**AIM OF THE EXERCISE**
How many lines in the entries below include the string "gram"? Answer with the number only.

(Saved entries)
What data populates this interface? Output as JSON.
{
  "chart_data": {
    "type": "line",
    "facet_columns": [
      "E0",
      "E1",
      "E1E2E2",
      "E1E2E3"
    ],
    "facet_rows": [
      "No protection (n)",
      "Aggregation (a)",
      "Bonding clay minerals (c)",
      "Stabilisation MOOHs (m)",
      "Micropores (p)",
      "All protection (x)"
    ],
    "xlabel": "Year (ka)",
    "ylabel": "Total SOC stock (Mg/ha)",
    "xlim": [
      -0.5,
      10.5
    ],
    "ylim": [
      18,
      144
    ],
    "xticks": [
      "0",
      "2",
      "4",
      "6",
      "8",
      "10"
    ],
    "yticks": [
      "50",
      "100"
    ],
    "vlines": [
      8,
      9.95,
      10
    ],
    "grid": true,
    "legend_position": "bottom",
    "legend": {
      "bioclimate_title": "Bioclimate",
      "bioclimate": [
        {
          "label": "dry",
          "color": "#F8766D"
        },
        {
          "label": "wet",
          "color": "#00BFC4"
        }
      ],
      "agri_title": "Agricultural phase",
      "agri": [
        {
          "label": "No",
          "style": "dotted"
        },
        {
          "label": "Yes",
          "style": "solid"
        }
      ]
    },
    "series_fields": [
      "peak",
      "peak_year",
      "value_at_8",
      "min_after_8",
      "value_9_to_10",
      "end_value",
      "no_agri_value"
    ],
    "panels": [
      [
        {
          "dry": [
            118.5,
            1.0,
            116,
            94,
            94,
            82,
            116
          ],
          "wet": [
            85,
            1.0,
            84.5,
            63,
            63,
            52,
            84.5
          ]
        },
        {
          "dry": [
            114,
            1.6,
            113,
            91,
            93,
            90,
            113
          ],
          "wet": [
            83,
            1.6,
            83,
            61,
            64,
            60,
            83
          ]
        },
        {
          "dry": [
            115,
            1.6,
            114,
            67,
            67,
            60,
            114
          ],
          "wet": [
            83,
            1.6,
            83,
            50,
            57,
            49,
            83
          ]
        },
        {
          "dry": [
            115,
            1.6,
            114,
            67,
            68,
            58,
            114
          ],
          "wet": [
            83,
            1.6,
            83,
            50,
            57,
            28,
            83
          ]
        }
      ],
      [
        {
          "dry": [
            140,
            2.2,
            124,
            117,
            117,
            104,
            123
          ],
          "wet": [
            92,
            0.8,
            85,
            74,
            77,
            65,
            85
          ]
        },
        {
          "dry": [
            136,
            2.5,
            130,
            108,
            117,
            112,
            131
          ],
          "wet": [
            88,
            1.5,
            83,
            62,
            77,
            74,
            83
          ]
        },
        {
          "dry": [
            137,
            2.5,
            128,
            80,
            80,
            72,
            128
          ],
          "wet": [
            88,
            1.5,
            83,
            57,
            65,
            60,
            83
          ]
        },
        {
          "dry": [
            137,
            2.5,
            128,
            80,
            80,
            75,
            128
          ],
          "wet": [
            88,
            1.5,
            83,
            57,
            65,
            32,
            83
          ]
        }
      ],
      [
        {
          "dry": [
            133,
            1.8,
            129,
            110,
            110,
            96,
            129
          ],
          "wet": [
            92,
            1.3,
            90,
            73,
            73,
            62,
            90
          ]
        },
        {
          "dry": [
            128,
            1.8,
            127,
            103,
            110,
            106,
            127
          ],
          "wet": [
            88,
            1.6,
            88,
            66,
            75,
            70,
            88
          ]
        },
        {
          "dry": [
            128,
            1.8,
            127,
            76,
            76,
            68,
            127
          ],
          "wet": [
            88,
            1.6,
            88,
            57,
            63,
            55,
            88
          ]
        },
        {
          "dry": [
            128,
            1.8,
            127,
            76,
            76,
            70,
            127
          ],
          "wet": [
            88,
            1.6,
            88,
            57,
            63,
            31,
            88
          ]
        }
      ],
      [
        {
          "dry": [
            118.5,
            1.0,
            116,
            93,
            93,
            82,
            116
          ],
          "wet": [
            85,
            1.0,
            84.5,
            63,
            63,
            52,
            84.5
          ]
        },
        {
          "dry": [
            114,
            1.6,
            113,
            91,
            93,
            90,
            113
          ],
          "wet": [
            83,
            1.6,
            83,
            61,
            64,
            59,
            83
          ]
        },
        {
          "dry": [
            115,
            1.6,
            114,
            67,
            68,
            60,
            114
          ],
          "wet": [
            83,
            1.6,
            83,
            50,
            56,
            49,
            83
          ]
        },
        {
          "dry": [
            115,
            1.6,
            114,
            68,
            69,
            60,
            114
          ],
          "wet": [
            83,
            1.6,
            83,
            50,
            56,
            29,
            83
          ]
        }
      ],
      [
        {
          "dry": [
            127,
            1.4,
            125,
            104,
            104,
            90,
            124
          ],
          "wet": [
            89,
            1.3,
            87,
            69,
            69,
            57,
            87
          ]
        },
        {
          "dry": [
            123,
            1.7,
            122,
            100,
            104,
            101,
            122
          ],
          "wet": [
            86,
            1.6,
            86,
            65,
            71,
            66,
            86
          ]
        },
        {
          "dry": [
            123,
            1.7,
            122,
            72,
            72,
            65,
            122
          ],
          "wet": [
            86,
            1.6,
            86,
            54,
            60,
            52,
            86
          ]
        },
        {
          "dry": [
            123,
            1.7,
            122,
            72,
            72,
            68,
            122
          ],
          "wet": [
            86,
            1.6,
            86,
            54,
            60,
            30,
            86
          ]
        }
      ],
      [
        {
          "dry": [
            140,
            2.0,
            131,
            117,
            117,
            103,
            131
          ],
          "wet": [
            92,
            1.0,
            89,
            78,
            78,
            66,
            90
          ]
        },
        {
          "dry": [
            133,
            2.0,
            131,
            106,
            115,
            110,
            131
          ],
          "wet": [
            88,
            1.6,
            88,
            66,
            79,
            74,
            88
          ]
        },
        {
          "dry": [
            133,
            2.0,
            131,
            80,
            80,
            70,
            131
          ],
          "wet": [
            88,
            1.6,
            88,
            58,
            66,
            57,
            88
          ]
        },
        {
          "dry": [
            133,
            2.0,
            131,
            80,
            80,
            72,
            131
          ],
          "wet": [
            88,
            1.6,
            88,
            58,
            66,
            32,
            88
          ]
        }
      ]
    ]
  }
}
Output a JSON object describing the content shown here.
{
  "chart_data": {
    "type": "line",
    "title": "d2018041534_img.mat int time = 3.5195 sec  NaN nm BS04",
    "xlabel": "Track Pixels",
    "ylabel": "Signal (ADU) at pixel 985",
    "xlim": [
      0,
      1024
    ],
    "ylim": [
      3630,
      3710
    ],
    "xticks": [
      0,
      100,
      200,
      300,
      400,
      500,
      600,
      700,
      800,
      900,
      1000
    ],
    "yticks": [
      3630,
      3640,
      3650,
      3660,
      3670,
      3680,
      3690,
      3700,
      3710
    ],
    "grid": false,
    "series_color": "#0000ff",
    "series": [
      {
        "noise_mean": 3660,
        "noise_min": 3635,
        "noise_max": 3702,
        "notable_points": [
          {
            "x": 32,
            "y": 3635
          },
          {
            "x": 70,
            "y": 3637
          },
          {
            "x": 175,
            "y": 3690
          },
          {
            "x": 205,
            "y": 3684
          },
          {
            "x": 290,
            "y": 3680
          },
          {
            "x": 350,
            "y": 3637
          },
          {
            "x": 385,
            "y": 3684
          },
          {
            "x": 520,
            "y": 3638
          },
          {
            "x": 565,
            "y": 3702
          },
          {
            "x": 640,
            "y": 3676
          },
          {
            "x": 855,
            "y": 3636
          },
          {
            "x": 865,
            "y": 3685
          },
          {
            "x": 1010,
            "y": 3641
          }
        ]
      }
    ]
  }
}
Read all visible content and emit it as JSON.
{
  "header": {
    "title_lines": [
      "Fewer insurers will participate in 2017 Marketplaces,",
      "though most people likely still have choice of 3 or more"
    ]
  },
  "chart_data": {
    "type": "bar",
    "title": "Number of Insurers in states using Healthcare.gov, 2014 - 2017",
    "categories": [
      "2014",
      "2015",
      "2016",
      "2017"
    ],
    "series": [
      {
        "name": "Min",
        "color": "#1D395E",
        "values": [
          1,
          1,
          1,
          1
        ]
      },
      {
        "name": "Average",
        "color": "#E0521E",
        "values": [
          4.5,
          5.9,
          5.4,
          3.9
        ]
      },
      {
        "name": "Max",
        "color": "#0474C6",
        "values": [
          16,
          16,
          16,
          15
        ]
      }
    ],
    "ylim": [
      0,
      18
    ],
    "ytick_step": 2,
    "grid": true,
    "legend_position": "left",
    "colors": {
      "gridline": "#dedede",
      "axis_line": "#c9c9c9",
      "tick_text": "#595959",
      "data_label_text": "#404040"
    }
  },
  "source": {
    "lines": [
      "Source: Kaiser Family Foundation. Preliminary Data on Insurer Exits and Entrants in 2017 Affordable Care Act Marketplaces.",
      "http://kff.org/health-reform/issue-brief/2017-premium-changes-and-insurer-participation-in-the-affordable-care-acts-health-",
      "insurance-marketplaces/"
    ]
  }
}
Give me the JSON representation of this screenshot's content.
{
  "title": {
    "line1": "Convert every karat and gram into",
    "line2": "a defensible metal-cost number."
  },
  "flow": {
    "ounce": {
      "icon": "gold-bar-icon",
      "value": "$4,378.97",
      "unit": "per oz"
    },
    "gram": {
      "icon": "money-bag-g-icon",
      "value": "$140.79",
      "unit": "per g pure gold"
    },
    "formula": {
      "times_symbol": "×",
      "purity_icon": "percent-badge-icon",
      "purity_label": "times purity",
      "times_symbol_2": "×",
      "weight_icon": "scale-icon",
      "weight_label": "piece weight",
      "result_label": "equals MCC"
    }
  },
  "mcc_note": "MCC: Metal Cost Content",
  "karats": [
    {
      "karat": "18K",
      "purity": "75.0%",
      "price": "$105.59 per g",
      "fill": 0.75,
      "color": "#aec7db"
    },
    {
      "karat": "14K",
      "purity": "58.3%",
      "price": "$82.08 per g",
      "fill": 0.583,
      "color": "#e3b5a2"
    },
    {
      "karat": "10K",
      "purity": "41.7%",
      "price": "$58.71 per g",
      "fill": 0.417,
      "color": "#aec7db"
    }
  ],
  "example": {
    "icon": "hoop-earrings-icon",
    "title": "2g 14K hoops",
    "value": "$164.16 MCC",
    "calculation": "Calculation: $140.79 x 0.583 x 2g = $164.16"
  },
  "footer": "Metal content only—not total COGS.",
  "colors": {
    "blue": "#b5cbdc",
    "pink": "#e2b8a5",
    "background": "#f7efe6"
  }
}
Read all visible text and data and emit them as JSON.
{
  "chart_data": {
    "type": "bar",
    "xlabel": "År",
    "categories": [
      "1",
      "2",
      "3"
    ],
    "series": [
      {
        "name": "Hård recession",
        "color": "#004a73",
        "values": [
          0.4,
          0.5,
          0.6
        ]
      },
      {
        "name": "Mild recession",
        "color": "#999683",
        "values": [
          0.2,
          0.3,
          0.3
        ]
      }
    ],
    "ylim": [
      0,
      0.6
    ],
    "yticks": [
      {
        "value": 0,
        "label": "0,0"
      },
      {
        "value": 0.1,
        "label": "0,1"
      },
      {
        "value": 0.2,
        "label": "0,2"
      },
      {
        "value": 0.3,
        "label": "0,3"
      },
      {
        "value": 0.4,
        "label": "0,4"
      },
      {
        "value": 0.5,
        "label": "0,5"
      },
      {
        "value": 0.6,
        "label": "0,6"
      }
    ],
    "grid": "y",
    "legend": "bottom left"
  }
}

**RESPONSE TO THE EXERCISE**
2